Instruction 1 = In the blog post below, condense the paragraph that begins "After reading she was a pauper" into a short bulleted list of its main facts.
Instruction 2 = Carry on the blog post about the 1851 census record from the point where it stops.

Document =
::::
Monday, February 5, 2018

"Pauper" (#5 of 52)

This post is based on Amy Johnson Crow's "52 Ancestors in 52 Weeks" challenge. This week's them is: CENSUS.

I recently located my 3rd great grandmother and two of her children—including my 2nd great grandmother—on the 1851 England census. The document is difficult to read as it is faded and stained. It is also difficult to read because of the word written on the line with her: pauper.

1851 census of England, Lancashire, Ashton under Lyne, Leesfield parish, p. 31 (printed), house number 126, Sally Eastwood household; digital image, ancestry.com (www.ancestry.com : accessed 5 February 2018). 
After reading she was a pauper, I tried to imagine Sarah's life in 1851. She was living alone with two of her children: Elam, age 9, and Sarah, age 3. Several of her young children had died, and her husband had left for America. Just a few months after this census, Sarah and her two young children left for America, leaving behind family and friends to live in an unknown world. What a difficult journey that must have been!
::::
Supplied records =
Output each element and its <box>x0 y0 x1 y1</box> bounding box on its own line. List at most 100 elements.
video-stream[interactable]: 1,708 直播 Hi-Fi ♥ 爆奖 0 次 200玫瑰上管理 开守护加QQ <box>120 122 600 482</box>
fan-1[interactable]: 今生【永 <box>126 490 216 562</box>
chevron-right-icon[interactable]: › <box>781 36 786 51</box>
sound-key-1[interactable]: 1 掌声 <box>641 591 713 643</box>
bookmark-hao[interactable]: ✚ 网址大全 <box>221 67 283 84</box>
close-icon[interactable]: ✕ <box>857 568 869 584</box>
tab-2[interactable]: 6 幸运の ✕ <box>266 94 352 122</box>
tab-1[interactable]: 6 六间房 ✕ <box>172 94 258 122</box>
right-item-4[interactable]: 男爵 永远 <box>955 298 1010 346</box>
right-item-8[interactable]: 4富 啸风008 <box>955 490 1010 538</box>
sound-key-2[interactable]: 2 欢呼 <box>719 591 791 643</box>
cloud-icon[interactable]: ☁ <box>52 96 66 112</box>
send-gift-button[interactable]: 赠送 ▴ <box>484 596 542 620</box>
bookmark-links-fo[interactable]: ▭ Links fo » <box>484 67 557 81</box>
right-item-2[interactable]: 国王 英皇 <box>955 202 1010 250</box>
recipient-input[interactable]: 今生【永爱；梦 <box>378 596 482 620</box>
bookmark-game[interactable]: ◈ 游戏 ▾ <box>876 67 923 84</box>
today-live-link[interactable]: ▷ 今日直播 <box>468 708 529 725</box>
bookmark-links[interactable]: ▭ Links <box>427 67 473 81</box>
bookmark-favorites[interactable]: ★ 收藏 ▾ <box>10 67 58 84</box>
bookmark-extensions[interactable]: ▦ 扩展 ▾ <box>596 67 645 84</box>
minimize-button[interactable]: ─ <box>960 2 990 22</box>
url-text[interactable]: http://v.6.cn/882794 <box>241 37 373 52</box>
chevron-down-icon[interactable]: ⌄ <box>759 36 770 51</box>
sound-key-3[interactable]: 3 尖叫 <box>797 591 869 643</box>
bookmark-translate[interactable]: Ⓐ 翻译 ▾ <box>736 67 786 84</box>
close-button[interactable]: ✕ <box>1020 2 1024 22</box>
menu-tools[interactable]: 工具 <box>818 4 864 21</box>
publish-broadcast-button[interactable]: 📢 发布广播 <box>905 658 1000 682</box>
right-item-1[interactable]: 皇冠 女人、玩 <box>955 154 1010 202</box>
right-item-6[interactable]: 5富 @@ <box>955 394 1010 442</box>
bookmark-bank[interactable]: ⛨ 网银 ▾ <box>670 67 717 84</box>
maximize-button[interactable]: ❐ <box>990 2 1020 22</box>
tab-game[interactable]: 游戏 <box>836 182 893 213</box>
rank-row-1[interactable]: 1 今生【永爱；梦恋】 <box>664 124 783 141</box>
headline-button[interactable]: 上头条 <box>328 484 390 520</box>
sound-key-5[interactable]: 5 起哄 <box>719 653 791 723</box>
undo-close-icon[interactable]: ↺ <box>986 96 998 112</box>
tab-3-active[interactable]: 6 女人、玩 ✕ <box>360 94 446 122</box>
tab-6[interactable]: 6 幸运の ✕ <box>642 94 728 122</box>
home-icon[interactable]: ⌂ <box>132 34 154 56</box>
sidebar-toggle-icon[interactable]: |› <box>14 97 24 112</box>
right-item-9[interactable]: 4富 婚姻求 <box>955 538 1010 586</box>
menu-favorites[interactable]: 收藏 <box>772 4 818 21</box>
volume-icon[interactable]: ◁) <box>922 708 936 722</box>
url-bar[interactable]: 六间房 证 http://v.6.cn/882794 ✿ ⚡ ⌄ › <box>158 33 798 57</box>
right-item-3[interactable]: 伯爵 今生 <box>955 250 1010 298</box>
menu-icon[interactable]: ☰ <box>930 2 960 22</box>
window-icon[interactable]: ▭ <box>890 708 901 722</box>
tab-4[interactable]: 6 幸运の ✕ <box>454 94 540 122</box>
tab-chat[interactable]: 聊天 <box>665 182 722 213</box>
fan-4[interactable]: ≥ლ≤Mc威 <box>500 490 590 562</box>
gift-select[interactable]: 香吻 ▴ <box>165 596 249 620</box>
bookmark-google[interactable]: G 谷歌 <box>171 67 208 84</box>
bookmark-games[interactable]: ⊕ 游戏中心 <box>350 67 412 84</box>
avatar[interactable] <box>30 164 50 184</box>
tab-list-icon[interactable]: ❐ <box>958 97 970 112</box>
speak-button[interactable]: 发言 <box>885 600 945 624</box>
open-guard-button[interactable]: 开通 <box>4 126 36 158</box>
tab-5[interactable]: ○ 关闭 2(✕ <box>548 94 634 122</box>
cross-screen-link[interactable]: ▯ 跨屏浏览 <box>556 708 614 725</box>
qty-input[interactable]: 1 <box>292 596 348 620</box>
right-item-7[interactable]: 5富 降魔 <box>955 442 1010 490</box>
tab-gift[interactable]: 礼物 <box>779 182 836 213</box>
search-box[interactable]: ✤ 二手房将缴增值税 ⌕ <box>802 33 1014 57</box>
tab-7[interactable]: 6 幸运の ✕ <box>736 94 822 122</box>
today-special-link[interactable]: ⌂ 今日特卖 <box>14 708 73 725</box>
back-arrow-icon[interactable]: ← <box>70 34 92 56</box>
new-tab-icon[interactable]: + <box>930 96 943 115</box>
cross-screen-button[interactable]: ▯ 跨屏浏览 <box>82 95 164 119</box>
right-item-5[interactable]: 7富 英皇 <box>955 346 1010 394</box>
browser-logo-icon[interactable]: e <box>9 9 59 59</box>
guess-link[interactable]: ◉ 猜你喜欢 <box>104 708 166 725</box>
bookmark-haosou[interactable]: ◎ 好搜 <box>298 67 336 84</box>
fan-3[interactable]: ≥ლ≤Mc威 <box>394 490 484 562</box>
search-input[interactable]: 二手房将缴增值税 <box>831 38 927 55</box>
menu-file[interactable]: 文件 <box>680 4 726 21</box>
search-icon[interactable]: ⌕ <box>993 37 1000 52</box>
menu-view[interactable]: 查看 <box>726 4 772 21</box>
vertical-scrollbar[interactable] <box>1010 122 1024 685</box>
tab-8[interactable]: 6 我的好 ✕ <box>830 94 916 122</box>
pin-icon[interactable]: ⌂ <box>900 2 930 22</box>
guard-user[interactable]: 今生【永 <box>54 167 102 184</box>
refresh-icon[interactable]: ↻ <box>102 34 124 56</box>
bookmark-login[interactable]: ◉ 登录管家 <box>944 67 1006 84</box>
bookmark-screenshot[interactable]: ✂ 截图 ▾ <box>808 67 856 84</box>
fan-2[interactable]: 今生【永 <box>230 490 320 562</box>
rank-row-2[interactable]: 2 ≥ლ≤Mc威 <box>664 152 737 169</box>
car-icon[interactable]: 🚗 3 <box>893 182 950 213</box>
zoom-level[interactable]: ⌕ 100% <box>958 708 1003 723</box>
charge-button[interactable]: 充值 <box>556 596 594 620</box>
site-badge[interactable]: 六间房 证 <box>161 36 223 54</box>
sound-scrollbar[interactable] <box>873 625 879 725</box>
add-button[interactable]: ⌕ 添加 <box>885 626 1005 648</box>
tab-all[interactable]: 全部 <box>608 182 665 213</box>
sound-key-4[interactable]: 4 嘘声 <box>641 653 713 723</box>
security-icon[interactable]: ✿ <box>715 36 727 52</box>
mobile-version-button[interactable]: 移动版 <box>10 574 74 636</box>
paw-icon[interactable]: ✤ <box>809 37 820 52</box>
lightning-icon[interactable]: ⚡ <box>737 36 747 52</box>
::::
Answer 1 =
- The 1851 census listed Sarah as a pauper.
- She lived alone with two of her children, Elam (age 9) and Sarah (age 3).
- Several of her young children had died, and her husband had gone to America.
- A few months after the census, she and the two children also left for America, leaving family and friends behind.

Answer 2 =
Map of Lancashire Parishes from Ancestry

When accessing the 1851 census on Ancestry, you also can see a map if you click the button: "view record." In this case, the map is of the "Lancashire Parishes: with dates of commencement of registers for parishes formed before 1832." The Archdeaconry of Chester is outlined in red. I have included just a portion of the map.

The Eastwood family was living in Ashton-Under-Lyne (see the right side of the map). But, this map also shows other places associated with the family: Mossley, Hey, Oldham, and Prestwich. Parish maps, like those found on Ancestry, are wonderful tools to use while researching your English ancestors!

8 comments:

  1. Sarah and her family left for the same reason so many others did in the 1800s - a chance for a better life. My Slovak family were all peasant farmers, barely staying alive. I hope Sarah's life took a turn for the better after she got here.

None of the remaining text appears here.